───── Supplied entries
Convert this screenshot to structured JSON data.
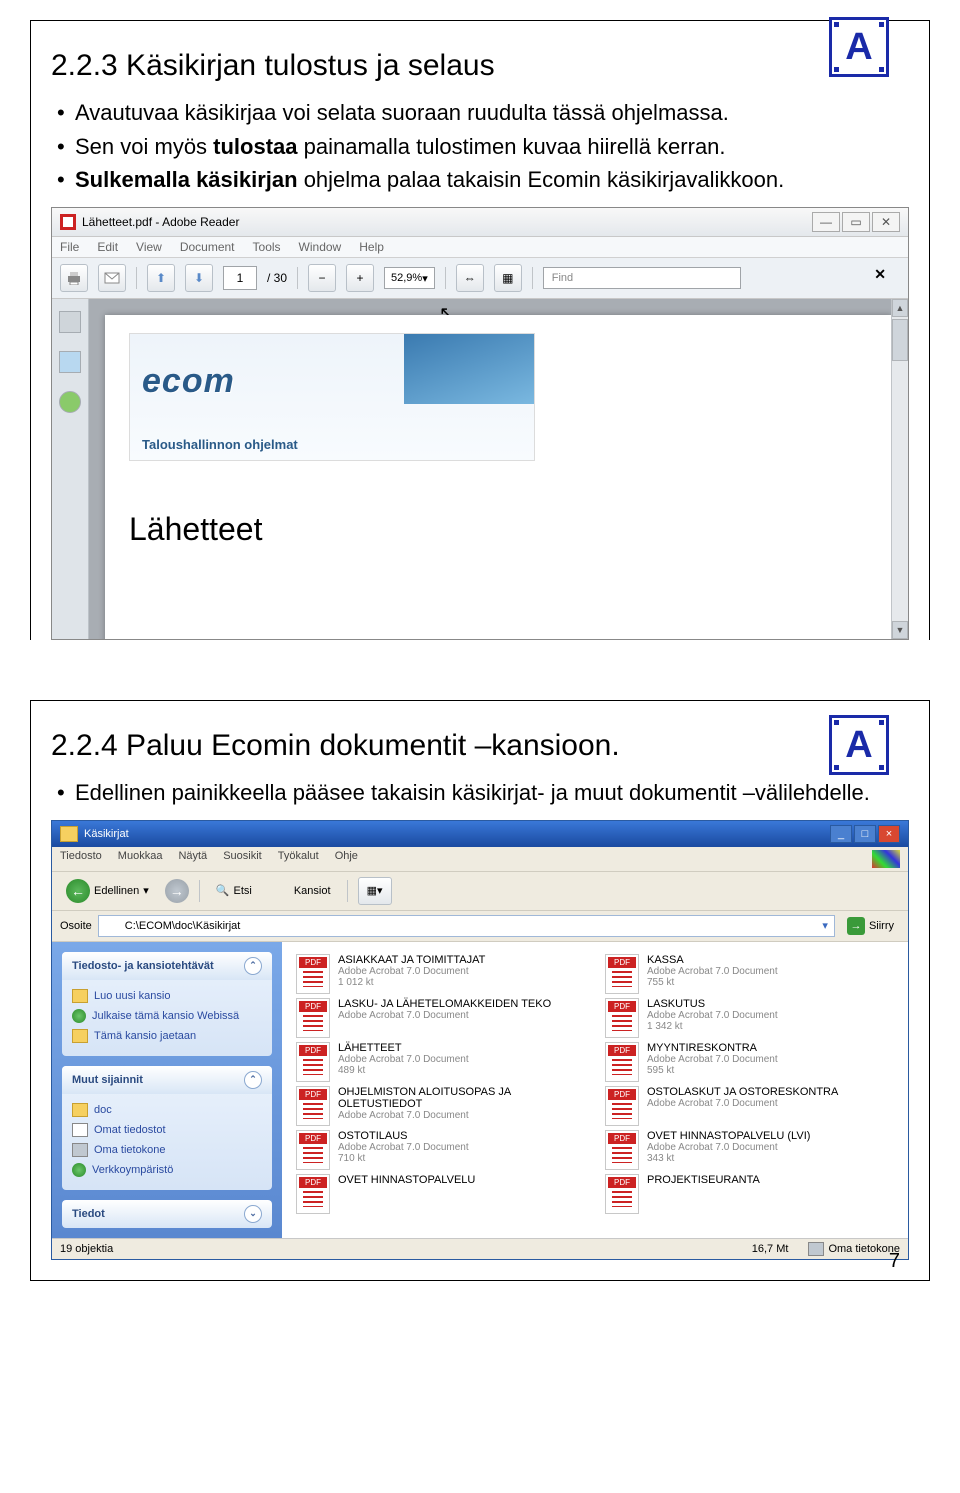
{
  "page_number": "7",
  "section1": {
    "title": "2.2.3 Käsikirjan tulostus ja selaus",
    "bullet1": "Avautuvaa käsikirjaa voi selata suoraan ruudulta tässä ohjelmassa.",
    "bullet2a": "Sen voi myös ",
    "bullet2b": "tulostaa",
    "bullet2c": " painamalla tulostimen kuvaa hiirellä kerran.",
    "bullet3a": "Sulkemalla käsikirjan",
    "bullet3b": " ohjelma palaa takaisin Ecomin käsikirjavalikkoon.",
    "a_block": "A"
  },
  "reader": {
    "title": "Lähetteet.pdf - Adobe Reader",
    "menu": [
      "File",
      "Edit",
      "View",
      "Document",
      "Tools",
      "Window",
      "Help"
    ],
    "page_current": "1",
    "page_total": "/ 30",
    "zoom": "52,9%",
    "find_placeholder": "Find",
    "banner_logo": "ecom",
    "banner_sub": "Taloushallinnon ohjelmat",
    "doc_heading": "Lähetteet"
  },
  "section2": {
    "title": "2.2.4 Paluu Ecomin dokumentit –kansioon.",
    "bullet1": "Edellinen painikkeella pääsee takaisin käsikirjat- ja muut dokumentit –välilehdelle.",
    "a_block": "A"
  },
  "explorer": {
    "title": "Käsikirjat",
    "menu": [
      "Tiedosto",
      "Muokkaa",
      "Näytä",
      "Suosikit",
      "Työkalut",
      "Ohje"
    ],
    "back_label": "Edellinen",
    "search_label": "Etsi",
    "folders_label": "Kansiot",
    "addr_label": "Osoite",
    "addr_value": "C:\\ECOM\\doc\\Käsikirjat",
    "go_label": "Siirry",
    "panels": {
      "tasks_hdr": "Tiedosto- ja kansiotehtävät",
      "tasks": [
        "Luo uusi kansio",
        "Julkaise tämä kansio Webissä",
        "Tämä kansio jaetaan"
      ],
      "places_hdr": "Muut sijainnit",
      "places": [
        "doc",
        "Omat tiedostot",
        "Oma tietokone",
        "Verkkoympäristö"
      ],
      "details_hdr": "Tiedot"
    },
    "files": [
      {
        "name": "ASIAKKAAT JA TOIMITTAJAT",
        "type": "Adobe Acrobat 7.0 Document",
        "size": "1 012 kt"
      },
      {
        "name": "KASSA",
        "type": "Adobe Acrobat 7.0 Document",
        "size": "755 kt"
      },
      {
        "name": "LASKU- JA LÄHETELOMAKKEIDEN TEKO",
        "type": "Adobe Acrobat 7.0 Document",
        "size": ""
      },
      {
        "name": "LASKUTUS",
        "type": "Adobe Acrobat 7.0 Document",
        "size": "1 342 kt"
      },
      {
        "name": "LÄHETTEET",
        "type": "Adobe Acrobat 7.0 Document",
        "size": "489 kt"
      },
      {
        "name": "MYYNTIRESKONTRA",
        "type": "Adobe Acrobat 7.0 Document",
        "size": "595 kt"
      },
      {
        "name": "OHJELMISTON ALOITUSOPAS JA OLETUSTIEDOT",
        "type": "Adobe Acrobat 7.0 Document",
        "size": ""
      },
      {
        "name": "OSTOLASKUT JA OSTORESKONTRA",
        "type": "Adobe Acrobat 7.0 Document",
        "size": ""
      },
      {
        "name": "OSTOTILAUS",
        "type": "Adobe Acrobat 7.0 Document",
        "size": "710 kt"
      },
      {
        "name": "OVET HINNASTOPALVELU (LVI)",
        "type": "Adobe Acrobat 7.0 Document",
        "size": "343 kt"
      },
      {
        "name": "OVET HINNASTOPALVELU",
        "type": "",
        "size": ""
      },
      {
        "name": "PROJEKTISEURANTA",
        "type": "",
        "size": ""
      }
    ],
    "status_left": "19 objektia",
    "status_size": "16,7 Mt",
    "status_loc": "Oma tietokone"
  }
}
──────────
───── Supplied entries
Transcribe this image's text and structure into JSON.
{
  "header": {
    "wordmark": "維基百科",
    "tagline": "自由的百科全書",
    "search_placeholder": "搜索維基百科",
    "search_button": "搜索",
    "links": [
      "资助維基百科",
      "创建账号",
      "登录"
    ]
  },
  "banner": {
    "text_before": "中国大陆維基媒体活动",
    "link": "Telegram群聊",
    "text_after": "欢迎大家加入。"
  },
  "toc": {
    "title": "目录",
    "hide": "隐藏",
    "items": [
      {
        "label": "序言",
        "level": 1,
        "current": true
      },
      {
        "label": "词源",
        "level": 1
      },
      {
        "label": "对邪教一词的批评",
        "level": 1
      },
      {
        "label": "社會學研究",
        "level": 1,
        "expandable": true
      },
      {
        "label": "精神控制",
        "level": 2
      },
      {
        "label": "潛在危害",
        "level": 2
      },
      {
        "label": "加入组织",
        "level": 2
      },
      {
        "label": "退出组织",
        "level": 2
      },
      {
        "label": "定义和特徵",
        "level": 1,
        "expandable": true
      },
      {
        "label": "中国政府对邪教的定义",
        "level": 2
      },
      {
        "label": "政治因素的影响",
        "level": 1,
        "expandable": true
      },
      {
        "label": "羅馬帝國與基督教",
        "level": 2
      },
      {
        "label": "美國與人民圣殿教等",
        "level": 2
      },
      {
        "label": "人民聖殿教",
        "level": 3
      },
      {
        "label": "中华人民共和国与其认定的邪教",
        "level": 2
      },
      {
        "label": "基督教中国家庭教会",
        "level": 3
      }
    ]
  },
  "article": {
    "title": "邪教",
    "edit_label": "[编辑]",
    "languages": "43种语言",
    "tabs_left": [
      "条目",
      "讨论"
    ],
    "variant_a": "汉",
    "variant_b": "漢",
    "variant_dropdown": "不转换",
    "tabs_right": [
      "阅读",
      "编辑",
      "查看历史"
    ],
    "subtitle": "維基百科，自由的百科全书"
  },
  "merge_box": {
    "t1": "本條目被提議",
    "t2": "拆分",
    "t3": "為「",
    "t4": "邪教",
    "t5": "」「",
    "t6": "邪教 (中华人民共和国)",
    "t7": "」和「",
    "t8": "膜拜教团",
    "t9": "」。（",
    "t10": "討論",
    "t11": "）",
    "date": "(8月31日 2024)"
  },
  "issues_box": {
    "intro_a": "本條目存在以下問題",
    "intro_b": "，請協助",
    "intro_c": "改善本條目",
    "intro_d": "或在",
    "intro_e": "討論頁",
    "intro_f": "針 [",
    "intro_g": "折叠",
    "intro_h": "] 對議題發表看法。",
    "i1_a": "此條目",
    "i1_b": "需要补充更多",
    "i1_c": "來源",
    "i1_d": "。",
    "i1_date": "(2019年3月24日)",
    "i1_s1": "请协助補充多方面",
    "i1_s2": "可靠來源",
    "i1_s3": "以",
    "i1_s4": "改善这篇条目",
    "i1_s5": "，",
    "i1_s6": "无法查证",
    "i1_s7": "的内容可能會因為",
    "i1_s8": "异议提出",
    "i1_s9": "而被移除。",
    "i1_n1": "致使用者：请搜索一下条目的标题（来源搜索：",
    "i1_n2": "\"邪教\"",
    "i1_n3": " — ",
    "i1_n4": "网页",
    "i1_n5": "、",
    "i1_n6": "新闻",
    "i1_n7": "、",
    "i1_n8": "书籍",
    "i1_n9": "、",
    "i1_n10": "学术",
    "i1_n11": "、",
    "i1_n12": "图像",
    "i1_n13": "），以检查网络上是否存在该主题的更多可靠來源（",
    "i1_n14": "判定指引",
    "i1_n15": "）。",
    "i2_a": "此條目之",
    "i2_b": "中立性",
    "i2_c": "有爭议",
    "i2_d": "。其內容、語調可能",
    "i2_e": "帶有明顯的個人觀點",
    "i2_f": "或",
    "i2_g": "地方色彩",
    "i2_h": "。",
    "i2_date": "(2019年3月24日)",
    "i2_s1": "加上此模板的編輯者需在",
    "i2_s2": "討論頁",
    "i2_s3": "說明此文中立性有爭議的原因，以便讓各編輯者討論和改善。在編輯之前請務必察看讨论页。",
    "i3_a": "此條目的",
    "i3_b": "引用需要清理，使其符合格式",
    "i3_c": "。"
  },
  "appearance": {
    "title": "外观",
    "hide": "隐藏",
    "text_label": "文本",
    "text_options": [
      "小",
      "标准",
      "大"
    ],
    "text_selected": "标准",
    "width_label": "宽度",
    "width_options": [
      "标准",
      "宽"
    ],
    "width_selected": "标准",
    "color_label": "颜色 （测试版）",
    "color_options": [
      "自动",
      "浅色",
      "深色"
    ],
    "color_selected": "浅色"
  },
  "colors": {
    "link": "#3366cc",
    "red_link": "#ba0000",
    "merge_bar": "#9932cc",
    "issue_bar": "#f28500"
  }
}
──────────
───── Supplied entries
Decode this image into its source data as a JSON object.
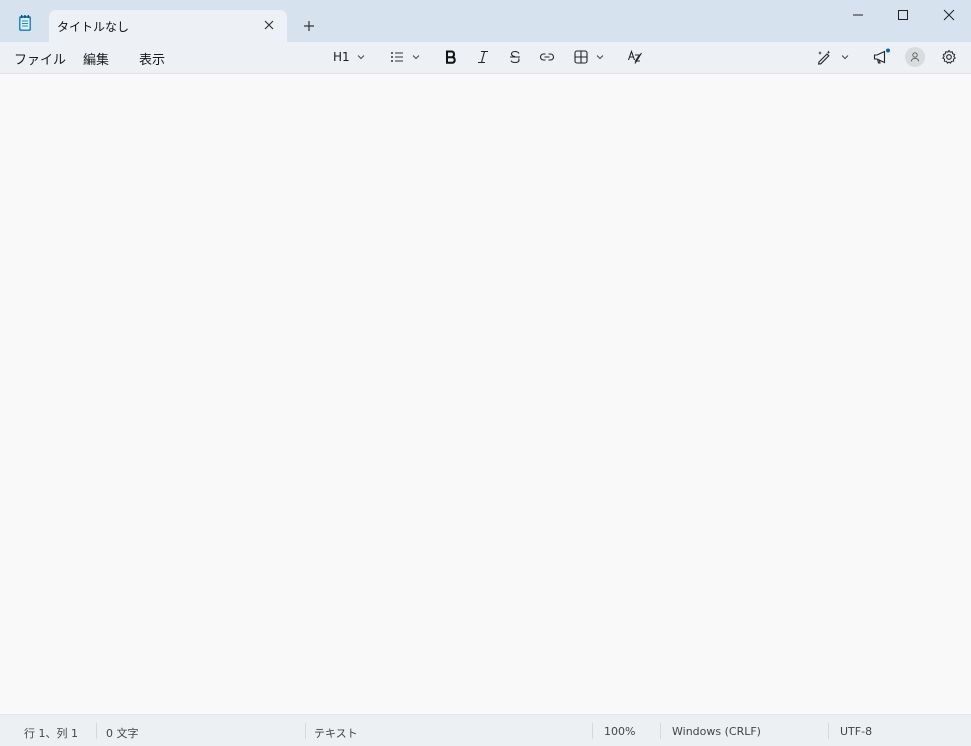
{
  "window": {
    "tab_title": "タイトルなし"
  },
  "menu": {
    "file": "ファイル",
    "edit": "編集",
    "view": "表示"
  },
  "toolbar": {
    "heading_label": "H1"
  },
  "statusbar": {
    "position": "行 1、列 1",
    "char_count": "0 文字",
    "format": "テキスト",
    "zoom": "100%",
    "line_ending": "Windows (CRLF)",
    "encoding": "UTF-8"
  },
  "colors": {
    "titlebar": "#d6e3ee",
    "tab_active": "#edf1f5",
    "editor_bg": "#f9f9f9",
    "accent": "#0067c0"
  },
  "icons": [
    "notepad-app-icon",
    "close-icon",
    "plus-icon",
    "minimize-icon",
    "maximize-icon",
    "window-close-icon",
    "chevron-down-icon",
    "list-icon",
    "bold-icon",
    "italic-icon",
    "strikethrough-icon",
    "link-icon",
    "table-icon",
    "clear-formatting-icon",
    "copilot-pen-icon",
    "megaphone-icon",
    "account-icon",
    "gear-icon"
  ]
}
──────────
**The task:** Pick out the lines above that hold the string "takaisin" and show them.

**Final answer:**
    "bullet3b": " ohjelma palaa takaisin Ecomin käsikirjavalikkoon.",
    "bullet1": "Edellinen painikkeella pääsee takaisin käsikirjat- ja muut dokumentit –välilehdelle.",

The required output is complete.